• Goal: Using the records provided below, locate and copy each line that contains the word "this".

• Dataset rows about figures:
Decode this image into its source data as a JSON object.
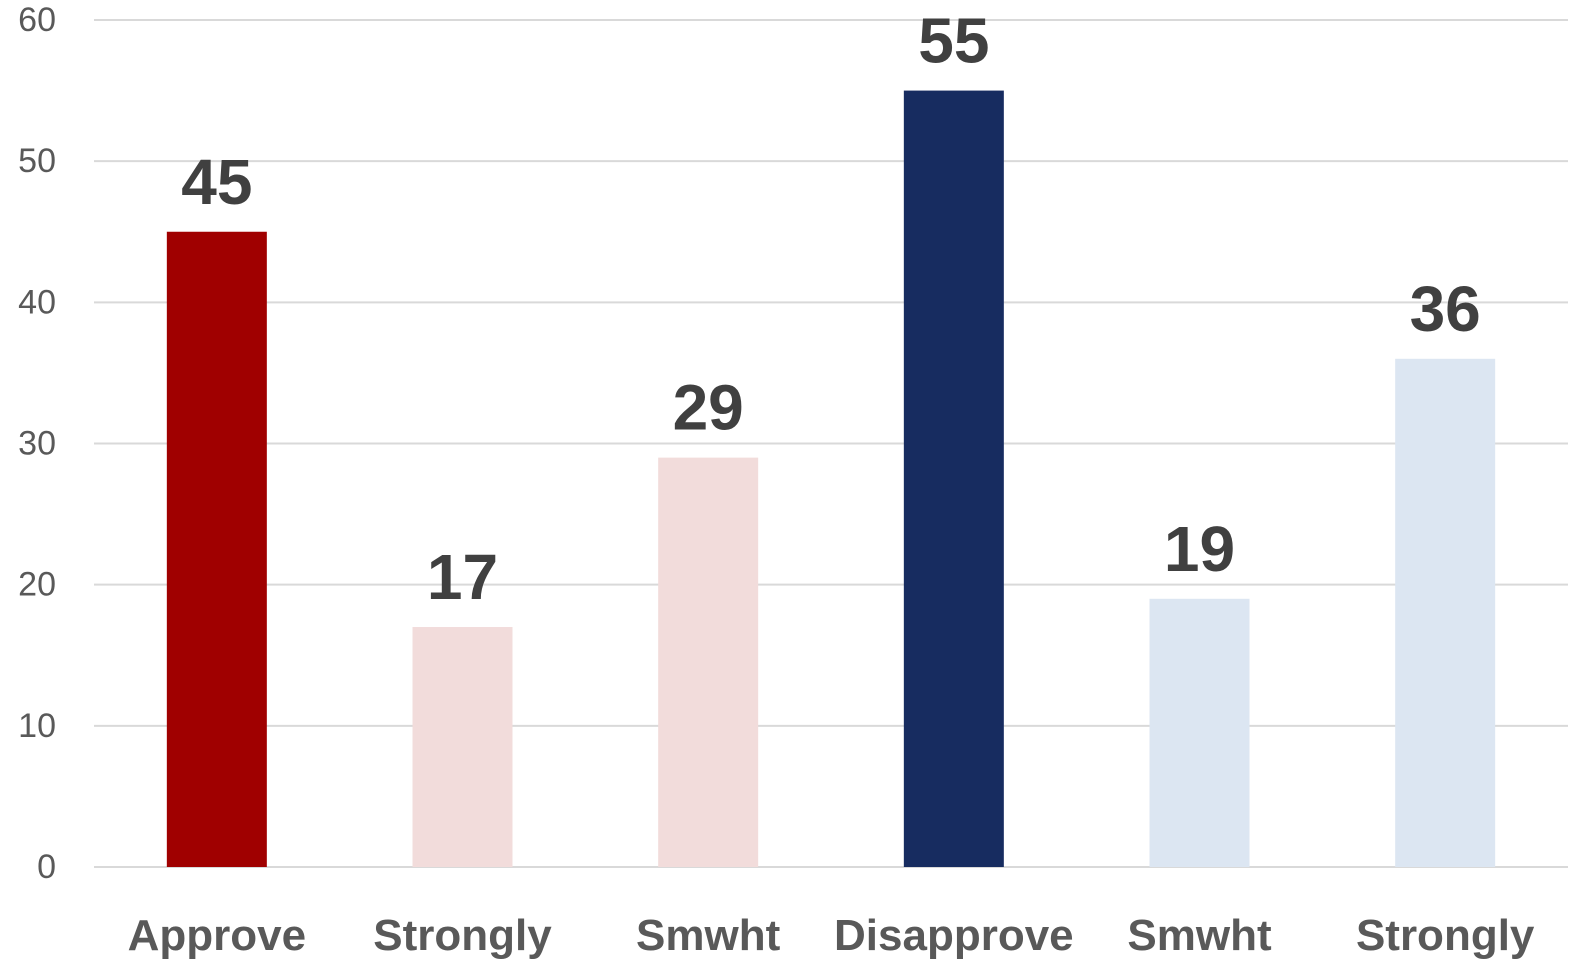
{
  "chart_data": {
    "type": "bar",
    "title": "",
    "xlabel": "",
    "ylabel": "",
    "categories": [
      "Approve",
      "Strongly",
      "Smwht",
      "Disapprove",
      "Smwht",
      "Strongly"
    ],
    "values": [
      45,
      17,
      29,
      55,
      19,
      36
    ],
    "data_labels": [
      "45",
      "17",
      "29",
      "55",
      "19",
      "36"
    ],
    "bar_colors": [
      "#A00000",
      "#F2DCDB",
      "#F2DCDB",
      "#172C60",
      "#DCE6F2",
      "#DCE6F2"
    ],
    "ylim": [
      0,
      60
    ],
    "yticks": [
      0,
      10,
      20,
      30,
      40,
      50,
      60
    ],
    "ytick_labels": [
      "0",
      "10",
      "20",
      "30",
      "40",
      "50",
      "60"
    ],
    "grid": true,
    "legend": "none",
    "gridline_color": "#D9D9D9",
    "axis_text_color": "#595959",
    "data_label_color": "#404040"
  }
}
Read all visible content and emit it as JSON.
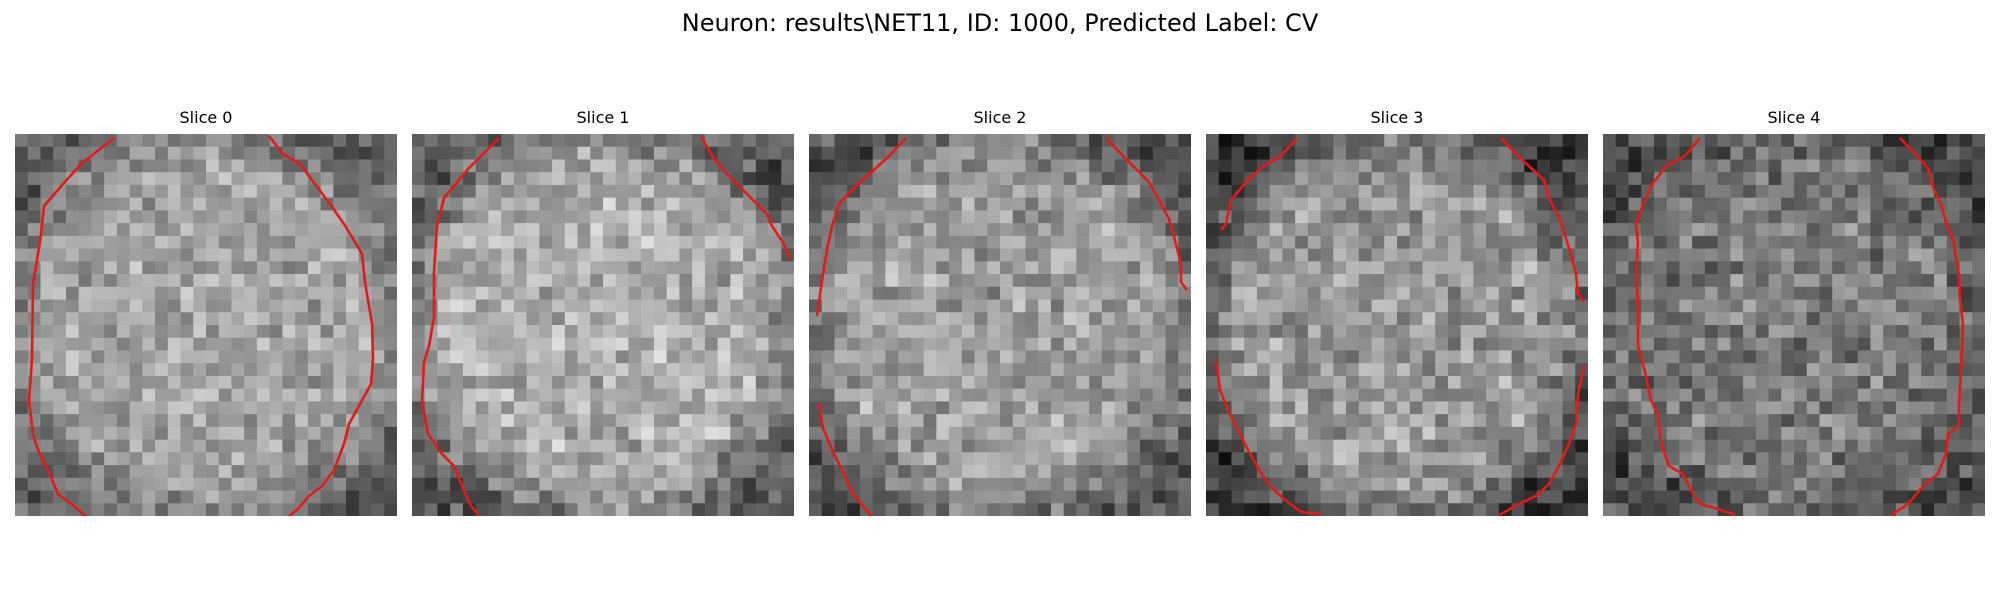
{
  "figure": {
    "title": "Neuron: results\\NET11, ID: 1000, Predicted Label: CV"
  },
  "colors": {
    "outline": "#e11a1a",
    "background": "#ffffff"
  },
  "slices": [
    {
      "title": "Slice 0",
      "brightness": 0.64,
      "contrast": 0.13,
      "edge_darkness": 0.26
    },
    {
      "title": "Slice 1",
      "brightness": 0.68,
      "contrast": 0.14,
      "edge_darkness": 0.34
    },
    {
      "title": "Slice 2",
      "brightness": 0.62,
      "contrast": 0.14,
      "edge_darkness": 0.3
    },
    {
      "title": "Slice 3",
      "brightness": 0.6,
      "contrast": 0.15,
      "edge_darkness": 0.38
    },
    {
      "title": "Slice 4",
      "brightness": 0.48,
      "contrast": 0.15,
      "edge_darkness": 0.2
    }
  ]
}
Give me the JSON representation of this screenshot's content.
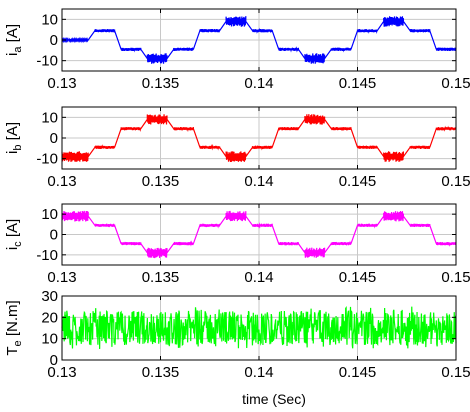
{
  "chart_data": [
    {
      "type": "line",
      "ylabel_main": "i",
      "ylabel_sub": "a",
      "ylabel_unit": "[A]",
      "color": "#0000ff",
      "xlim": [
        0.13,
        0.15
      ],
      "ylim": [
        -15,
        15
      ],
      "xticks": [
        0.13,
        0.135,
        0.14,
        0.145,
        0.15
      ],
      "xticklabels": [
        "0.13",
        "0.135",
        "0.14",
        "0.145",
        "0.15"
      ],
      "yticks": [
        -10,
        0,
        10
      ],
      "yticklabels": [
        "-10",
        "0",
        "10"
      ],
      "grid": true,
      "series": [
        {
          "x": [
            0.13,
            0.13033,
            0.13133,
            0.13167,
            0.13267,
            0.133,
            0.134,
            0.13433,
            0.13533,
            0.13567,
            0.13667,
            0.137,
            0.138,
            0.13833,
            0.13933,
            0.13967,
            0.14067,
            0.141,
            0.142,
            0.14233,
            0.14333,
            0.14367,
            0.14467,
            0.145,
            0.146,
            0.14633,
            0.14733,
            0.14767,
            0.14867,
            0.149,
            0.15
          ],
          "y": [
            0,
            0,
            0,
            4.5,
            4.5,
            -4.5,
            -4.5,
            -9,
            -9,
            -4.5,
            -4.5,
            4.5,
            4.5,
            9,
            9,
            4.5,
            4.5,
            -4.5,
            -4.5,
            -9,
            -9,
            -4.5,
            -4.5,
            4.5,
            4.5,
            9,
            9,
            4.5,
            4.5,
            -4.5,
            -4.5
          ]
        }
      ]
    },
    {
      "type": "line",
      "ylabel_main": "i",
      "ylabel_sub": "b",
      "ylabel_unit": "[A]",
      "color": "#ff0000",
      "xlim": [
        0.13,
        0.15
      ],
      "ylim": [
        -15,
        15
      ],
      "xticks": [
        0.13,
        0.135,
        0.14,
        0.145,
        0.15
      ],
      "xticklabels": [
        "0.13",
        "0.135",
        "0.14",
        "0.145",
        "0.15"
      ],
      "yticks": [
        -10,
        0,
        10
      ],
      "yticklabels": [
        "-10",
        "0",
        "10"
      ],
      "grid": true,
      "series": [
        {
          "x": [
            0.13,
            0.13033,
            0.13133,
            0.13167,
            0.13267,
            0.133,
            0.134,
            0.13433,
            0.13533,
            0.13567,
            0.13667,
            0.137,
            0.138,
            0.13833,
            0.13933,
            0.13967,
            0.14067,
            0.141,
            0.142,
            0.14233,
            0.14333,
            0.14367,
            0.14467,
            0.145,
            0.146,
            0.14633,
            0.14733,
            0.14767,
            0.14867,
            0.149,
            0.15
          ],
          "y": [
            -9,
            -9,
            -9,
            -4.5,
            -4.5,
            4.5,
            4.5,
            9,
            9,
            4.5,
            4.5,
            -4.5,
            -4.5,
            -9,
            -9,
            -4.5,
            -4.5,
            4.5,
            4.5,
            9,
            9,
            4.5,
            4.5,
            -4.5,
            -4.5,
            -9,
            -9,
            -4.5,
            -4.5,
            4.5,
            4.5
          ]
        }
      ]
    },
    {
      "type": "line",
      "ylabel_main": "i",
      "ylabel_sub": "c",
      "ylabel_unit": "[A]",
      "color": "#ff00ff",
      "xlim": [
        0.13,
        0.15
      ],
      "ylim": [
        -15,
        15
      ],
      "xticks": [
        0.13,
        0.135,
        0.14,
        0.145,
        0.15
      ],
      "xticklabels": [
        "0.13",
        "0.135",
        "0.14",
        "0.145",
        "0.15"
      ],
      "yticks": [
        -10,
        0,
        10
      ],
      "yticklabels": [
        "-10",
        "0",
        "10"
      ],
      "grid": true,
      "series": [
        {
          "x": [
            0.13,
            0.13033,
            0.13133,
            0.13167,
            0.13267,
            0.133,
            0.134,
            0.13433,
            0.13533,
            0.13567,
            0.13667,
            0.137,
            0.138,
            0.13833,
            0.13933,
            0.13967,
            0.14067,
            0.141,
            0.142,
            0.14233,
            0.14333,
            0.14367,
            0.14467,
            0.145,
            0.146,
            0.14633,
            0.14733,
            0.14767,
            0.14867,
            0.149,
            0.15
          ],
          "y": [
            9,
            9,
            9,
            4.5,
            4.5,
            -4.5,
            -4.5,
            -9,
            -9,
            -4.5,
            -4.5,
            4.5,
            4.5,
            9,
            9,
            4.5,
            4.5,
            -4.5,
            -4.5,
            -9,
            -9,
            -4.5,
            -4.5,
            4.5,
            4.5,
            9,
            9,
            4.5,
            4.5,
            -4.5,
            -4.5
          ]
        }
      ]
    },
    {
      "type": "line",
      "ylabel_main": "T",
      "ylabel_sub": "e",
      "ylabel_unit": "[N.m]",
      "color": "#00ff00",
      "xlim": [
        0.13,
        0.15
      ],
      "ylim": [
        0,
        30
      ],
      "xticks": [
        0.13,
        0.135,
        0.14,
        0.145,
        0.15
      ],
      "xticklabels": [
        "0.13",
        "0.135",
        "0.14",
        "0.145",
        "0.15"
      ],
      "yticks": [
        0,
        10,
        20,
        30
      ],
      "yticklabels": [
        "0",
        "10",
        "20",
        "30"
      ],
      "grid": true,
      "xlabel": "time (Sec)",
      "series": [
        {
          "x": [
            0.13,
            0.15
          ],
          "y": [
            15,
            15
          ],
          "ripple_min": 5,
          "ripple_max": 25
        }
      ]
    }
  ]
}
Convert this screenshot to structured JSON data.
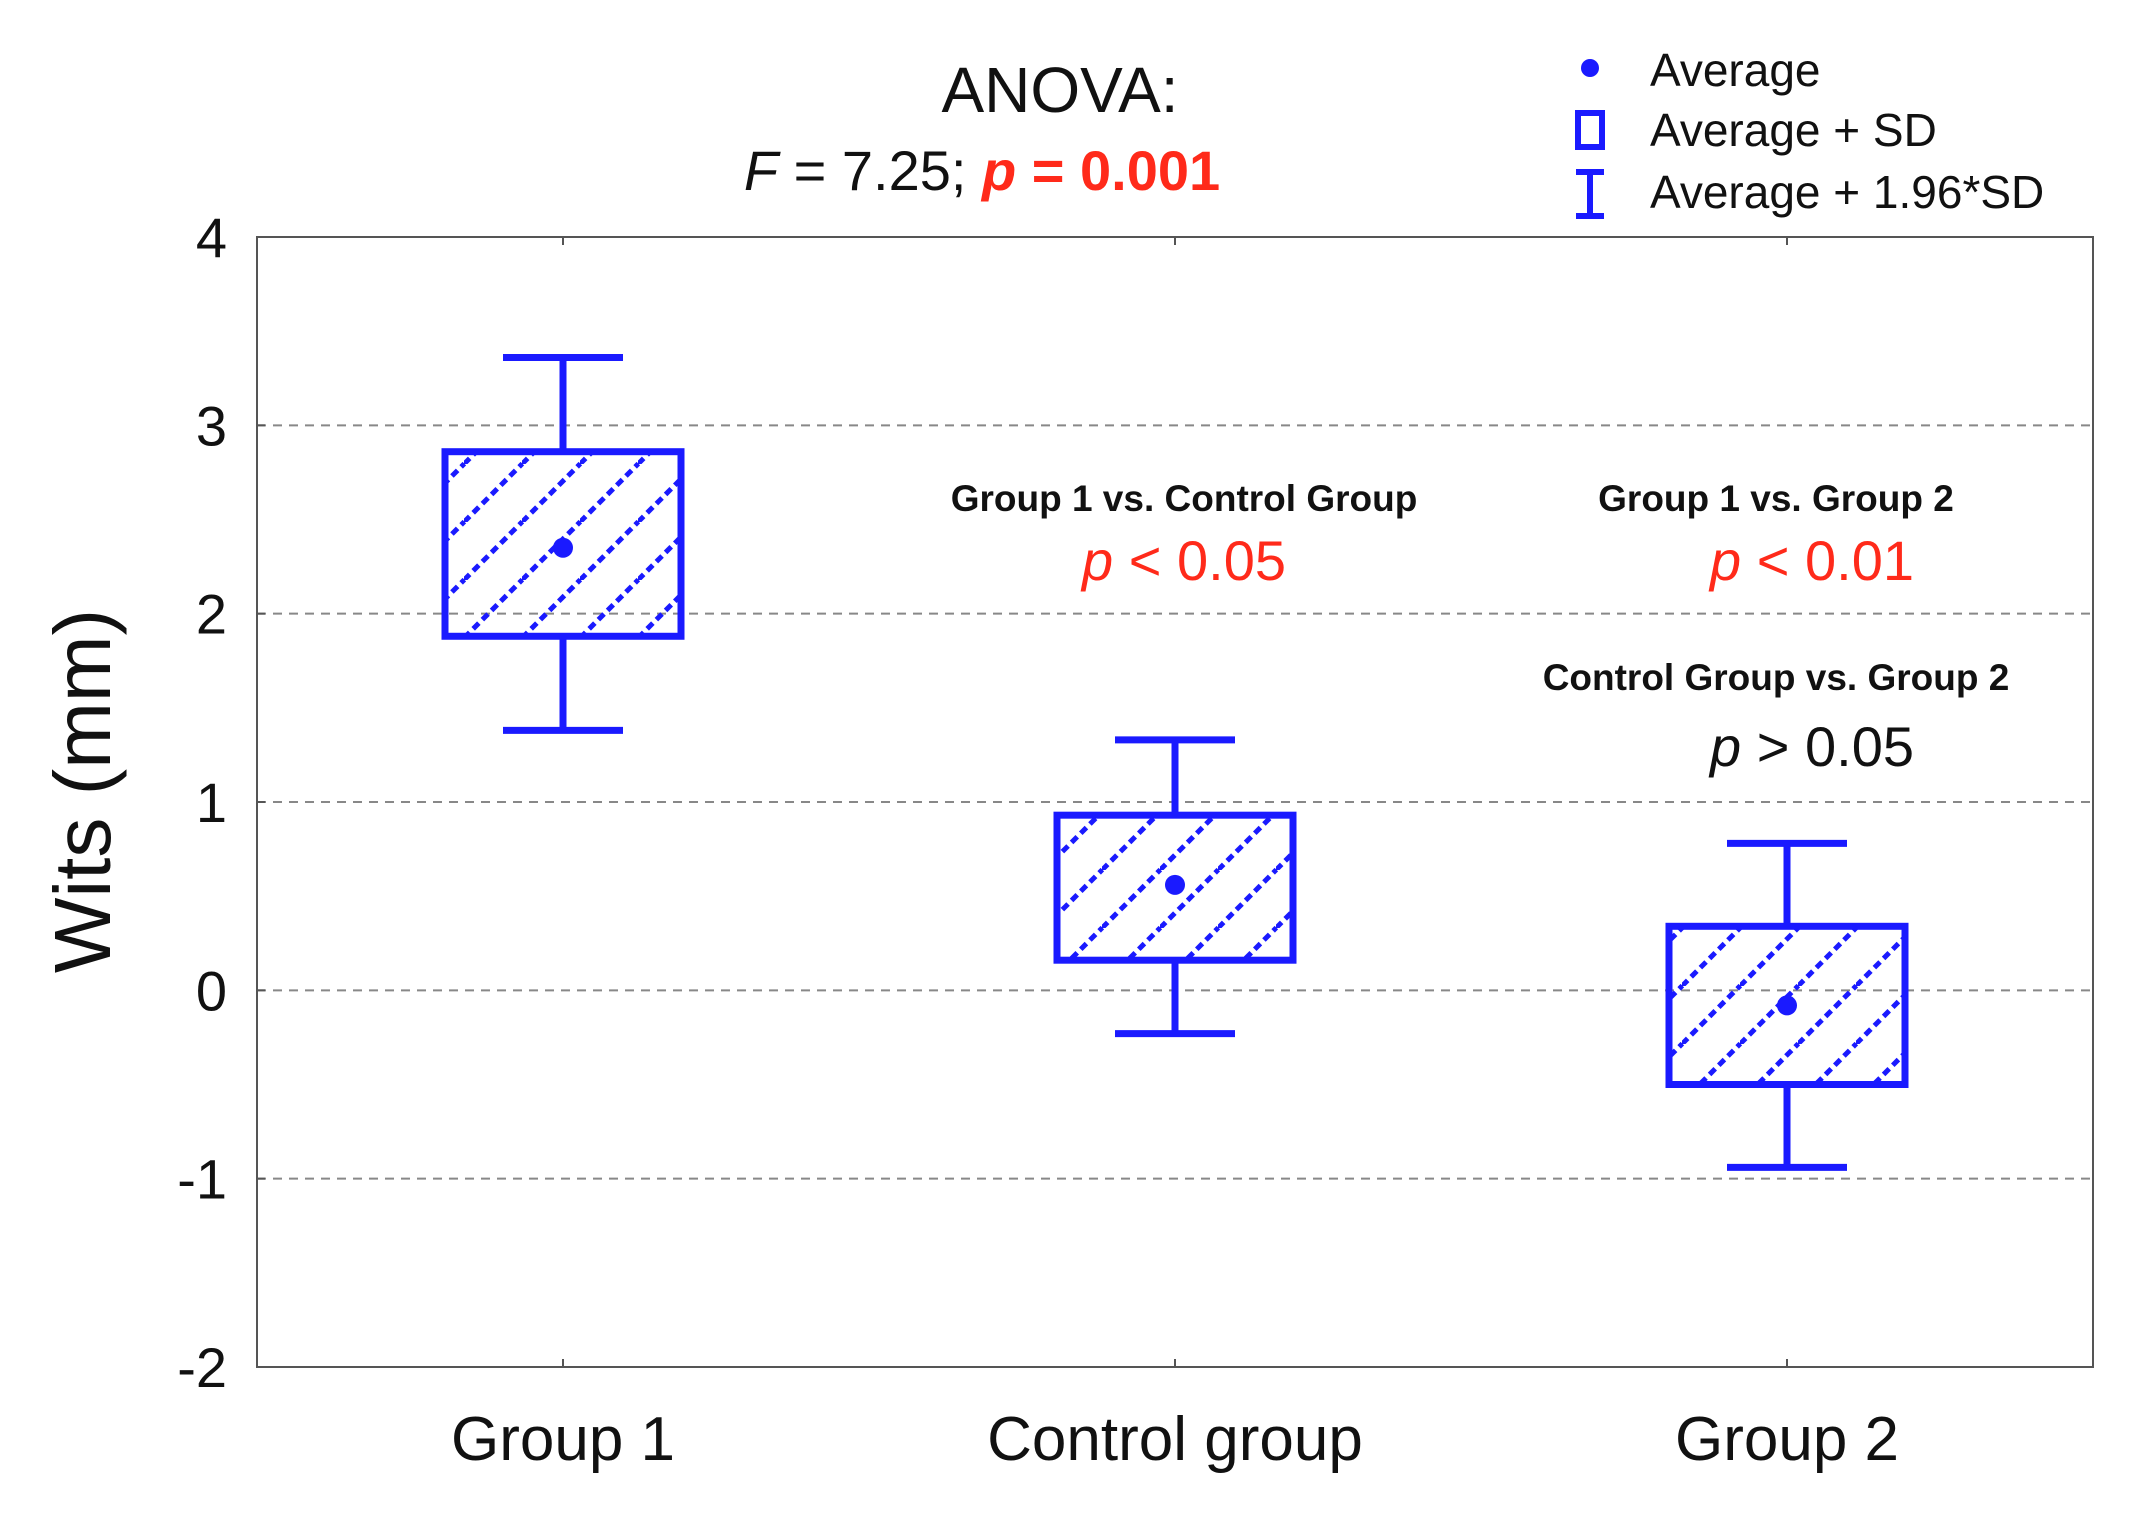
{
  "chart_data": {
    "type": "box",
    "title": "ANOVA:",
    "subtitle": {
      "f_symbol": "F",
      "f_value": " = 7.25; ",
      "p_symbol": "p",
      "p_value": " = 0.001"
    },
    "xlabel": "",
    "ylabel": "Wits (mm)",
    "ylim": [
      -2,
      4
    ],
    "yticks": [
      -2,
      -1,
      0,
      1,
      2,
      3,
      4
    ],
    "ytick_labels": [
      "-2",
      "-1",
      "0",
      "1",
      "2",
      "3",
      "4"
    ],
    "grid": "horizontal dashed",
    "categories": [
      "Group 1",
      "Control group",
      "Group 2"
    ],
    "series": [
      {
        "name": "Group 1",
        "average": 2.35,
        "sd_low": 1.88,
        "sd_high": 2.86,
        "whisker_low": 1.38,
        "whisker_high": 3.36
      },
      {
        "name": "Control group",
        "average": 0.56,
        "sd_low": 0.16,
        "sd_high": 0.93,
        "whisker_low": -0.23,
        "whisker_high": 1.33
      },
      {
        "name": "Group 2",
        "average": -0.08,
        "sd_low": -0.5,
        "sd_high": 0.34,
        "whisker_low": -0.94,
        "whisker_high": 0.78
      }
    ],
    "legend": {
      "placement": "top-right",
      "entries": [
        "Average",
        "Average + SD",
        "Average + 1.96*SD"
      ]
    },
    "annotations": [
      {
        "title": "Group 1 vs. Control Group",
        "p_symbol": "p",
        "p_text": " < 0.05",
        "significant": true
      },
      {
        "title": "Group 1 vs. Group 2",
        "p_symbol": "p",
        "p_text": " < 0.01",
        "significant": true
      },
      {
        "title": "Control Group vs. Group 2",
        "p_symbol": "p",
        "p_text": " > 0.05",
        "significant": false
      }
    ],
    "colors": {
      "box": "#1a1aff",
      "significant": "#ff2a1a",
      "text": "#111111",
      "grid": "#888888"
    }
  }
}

• Finished exercise:
Decode this image into its source data as a JSON object.
Give me the JSON representation of this screenshot's content.
Convert this screenshot to structured JSON data.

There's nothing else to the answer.